# [EXERCISE PROMPT]
Rewrite the entries below with "HI-WiFi" swapped for "Home-WiFi" everywhere and everything else unchanged. Leave out the pictures.

# [GIVEN INFORMATION]
Start
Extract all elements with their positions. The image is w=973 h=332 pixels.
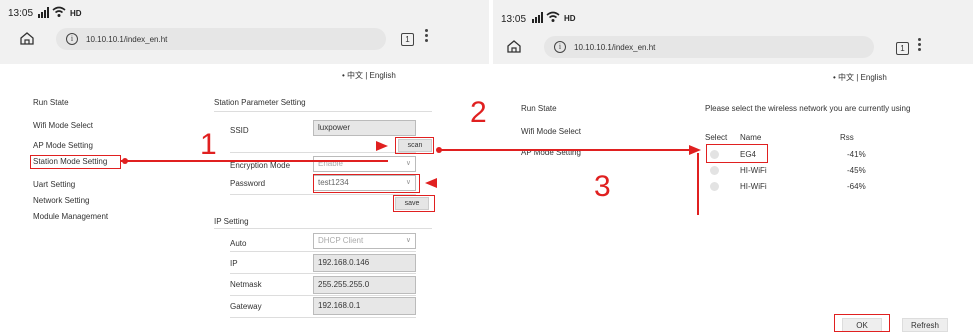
url-text: 10.10.10.1/index_en.ht bbox=[86, 34, 168, 44]
ssid-label: SSID bbox=[230, 126, 249, 135]
url-bar[interactable]: i 10.10.10.1/index_en.ht bbox=[544, 36, 874, 58]
ssid-field[interactable]: luxpower bbox=[313, 120, 416, 136]
network-rss: -41% bbox=[847, 150, 866, 159]
connector-line bbox=[121, 160, 388, 162]
menu-run-state[interactable]: Run State bbox=[33, 98, 69, 107]
arrow-right-icon bbox=[689, 145, 701, 155]
tab-count-icon[interactable]: 1 bbox=[896, 42, 909, 55]
encryption-mode-select[interactable]: Enable ∨ bbox=[313, 156, 416, 172]
status-time: 13:05 bbox=[501, 14, 527, 25]
column-header-rss: Rss bbox=[840, 133, 854, 142]
menu-ap-mode-setting[interactable]: AP Mode Setting bbox=[33, 141, 93, 150]
wifi-icon bbox=[52, 6, 66, 17]
ip-section-title: IP Setting bbox=[214, 217, 249, 226]
tab-count-icon[interactable]: 1 bbox=[401, 33, 414, 46]
refresh-button[interactable]: Refresh bbox=[902, 318, 948, 332]
network-name[interactable]: HI-WiFi bbox=[740, 182, 767, 191]
highlight-eg4-network bbox=[706, 144, 768, 163]
auto-select[interactable]: DHCP Client ∨ bbox=[313, 233, 416, 249]
home-icon[interactable] bbox=[507, 40, 521, 53]
auto-label: Auto bbox=[230, 239, 247, 248]
more-menu-icon[interactable] bbox=[918, 38, 921, 53]
highlight-ok-button bbox=[834, 314, 890, 332]
connector-dot bbox=[436, 147, 442, 153]
network-type-label: HD bbox=[564, 14, 576, 23]
step-number-3: 3 bbox=[594, 170, 611, 203]
netmask-label: Netmask bbox=[230, 280, 262, 289]
connector-dot bbox=[122, 158, 128, 164]
network-radio[interactable] bbox=[710, 166, 719, 175]
signal-icon bbox=[532, 12, 543, 23]
network-name[interactable]: HI-WiFi bbox=[740, 166, 767, 175]
menu-network-setting[interactable]: Network Setting bbox=[33, 196, 89, 205]
status-time: 13:05 bbox=[8, 8, 34, 19]
home-icon[interactable] bbox=[20, 32, 34, 45]
station-section-title: Station Parameter Setting bbox=[214, 98, 306, 107]
encryption-mode-label: Encryption Mode bbox=[230, 161, 291, 170]
network-radio[interactable] bbox=[710, 182, 719, 191]
wifi-icon bbox=[546, 11, 560, 22]
signal-icon bbox=[38, 7, 49, 18]
network-select-instruction: Please select the wireless network you a… bbox=[705, 104, 911, 113]
language-switch[interactable]: • 中文 | English bbox=[833, 72, 887, 83]
netmask-field[interactable]: 255.255.255.0 bbox=[313, 276, 416, 294]
network-rss: -64% bbox=[847, 182, 866, 191]
arrow-left-icon bbox=[425, 178, 437, 188]
field-divider bbox=[230, 295, 416, 296]
section-divider bbox=[214, 111, 432, 112]
network-type-label: HD bbox=[70, 9, 82, 18]
step-number-2: 2 bbox=[470, 96, 487, 129]
more-menu-icon[interactable] bbox=[425, 29, 428, 44]
connector-line bbox=[697, 153, 699, 215]
field-divider bbox=[230, 194, 416, 195]
connector-line bbox=[441, 149, 689, 151]
url-bar[interactable]: i 10.10.10.1/index_en.ht bbox=[56, 28, 386, 50]
info-icon[interactable]: i bbox=[554, 41, 566, 53]
menu-wifi-mode-select[interactable]: Wifi Mode Select bbox=[521, 127, 581, 136]
field-divider bbox=[230, 317, 416, 318]
step-number-1: 1 bbox=[200, 128, 217, 161]
highlight-scan-button bbox=[395, 137, 434, 154]
url-text: 10.10.10.1/index_en.ht bbox=[574, 42, 656, 52]
field-divider bbox=[230, 273, 416, 274]
network-rss: -45% bbox=[847, 166, 866, 175]
highlight-password-field bbox=[313, 174, 420, 193]
password-label: Password bbox=[230, 179, 266, 188]
menu-module-management[interactable]: Module Management bbox=[33, 212, 108, 221]
column-header-select: Select bbox=[705, 133, 728, 142]
gateway-label: Gateway bbox=[230, 302, 262, 311]
field-divider bbox=[230, 152, 416, 153]
info-icon[interactable]: i bbox=[66, 33, 78, 45]
menu-run-state[interactable]: Run State bbox=[521, 104, 557, 113]
highlight-station-mode bbox=[30, 155, 121, 169]
section-divider bbox=[214, 228, 432, 229]
arrow-right-icon bbox=[376, 141, 388, 151]
menu-uart-setting[interactable]: Uart Setting bbox=[33, 180, 75, 189]
ip-label: IP bbox=[230, 259, 238, 268]
auto-value: DHCP Client bbox=[318, 236, 364, 245]
language-switch[interactable]: • 中文 | English bbox=[342, 70, 396, 81]
chevron-down-icon: ∨ bbox=[405, 160, 411, 167]
menu-wifi-mode-select[interactable]: Wifi Mode Select bbox=[33, 121, 93, 130]
gateway-field[interactable]: 192.168.0.1 bbox=[313, 297, 416, 315]
field-divider bbox=[230, 251, 416, 252]
highlight-save-button bbox=[393, 195, 435, 212]
chevron-down-icon: ∨ bbox=[405, 237, 411, 244]
ip-field[interactable]: 192.168.0.146 bbox=[313, 254, 416, 272]
column-header-name: Name bbox=[740, 133, 762, 142]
End
# [SOLUTION]
Extract all elements with their positions. The image is w=973 h=332 pixels.
url-text: 10.10.10.1/index_en.ht bbox=[86, 34, 168, 44]
ssid-label: SSID bbox=[230, 126, 249, 135]
url-bar[interactable]: i 10.10.10.1/index_en.ht bbox=[544, 36, 874, 58]
ssid-field[interactable]: luxpower bbox=[313, 120, 416, 136]
network-rss: -41% bbox=[847, 150, 866, 159]
connector-line bbox=[121, 160, 388, 162]
menu-run-state[interactable]: Run State bbox=[33, 98, 69, 107]
arrow-right-icon bbox=[689, 145, 701, 155]
tab-count-icon[interactable]: 1 bbox=[896, 42, 909, 55]
encryption-mode-select[interactable]: Enable ∨ bbox=[313, 156, 416, 172]
status-time: 13:05 bbox=[501, 14, 527, 25]
column-header-rss: Rss bbox=[840, 133, 854, 142]
menu-ap-mode-setting[interactable]: AP Mode Setting bbox=[33, 141, 93, 150]
wifi-icon bbox=[52, 6, 66, 17]
ip-section-title: IP Setting bbox=[214, 217, 249, 226]
tab-count-icon[interactable]: 1 bbox=[401, 33, 414, 46]
refresh-button[interactable]: Refresh bbox=[902, 318, 948, 332]
network-name[interactable]: Home-WiFi bbox=[740, 182, 767, 191]
highlight-eg4-network bbox=[706, 144, 768, 163]
auto-select[interactable]: DHCP Client ∨ bbox=[313, 233, 416, 249]
home-icon[interactable] bbox=[507, 40, 521, 53]
auto-label: Auto bbox=[230, 239, 247, 248]
more-menu-icon[interactable] bbox=[918, 38, 921, 53]
highlight-ok-button bbox=[834, 314, 890, 332]
connector-dot bbox=[436, 147, 442, 153]
network-type-label: HD bbox=[564, 14, 576, 23]
step-number-3: 3 bbox=[594, 170, 611, 203]
netmask-label: Netmask bbox=[230, 280, 262, 289]
connector-dot bbox=[122, 158, 128, 164]
network-radio[interactable] bbox=[710, 166, 719, 175]
signal-icon bbox=[532, 12, 543, 23]
network-name[interactable]: Home-WiFi bbox=[740, 166, 767, 175]
menu-network-setting[interactable]: Network Setting bbox=[33, 196, 89, 205]
status-time: 13:05 bbox=[8, 8, 34, 19]
home-icon[interactable] bbox=[20, 32, 34, 45]
station-section-title: Station Parameter Setting bbox=[214, 98, 306, 107]
encryption-mode-label: Encryption Mode bbox=[230, 161, 291, 170]
network-radio[interactable] bbox=[710, 182, 719, 191]
wifi-icon bbox=[546, 11, 560, 22]
signal-icon bbox=[38, 7, 49, 18]
network-select-instruction: Please select the wireless network you a… bbox=[705, 104, 911, 113]
language-switch[interactable]: • 中文 | English bbox=[833, 72, 887, 83]
netmask-field[interactable]: 255.255.255.0 bbox=[313, 276, 416, 294]
network-rss: -64% bbox=[847, 182, 866, 191]
arrow-left-icon bbox=[425, 178, 437, 188]
field-divider bbox=[230, 295, 416, 296]
section-divider bbox=[214, 111, 432, 112]
network-type-label: HD bbox=[70, 9, 82, 18]
step-number-2: 2 bbox=[470, 96, 487, 129]
more-menu-icon[interactable] bbox=[425, 29, 428, 44]
connector-line bbox=[697, 153, 699, 215]
field-divider bbox=[230, 194, 416, 195]
connector-line bbox=[441, 149, 689, 151]
url-bar[interactable]: i 10.10.10.1/index_en.ht bbox=[56, 28, 386, 50]
info-icon[interactable]: i bbox=[554, 41, 566, 53]
menu-wifi-mode-select[interactable]: Wifi Mode Select bbox=[521, 127, 581, 136]
field-divider bbox=[230, 317, 416, 318]
step-number-1: 1 bbox=[200, 128, 217, 161]
highlight-scan-button bbox=[395, 137, 434, 154]
url-text: 10.10.10.1/index_en.ht bbox=[574, 42, 656, 52]
field-divider bbox=[230, 273, 416, 274]
network-rss: -45% bbox=[847, 166, 866, 175]
highlight-password-field bbox=[313, 174, 420, 193]
password-label: Password bbox=[230, 179, 266, 188]
menu-module-management[interactable]: Module Management bbox=[33, 212, 108, 221]
column-header-select: Select bbox=[705, 133, 728, 142]
gateway-label: Gateway bbox=[230, 302, 262, 311]
field-divider bbox=[230, 152, 416, 153]
info-icon[interactable]: i bbox=[66, 33, 78, 45]
menu-run-state[interactable]: Run State bbox=[521, 104, 557, 113]
highlight-station-mode bbox=[30, 155, 121, 169]
section-divider bbox=[214, 228, 432, 229]
arrow-right-icon bbox=[376, 141, 388, 151]
menu-uart-setting[interactable]: Uart Setting bbox=[33, 180, 75, 189]
ip-label: IP bbox=[230, 259, 238, 268]
auto-value: DHCP Client bbox=[318, 236, 364, 245]
language-switch[interactable]: • 中文 | English bbox=[342, 70, 396, 81]
chevron-down-icon: ∨ bbox=[405, 160, 411, 167]
menu-wifi-mode-select[interactable]: Wifi Mode Select bbox=[33, 121, 93, 130]
gateway-field[interactable]: 192.168.0.1 bbox=[313, 297, 416, 315]
field-divider bbox=[230, 251, 416, 252]
highlight-save-button bbox=[393, 195, 435, 212]
chevron-down-icon: ∨ bbox=[405, 237, 411, 244]
ip-field[interactable]: 192.168.0.146 bbox=[313, 254, 416, 272]
column-header-name: Name bbox=[740, 133, 762, 142]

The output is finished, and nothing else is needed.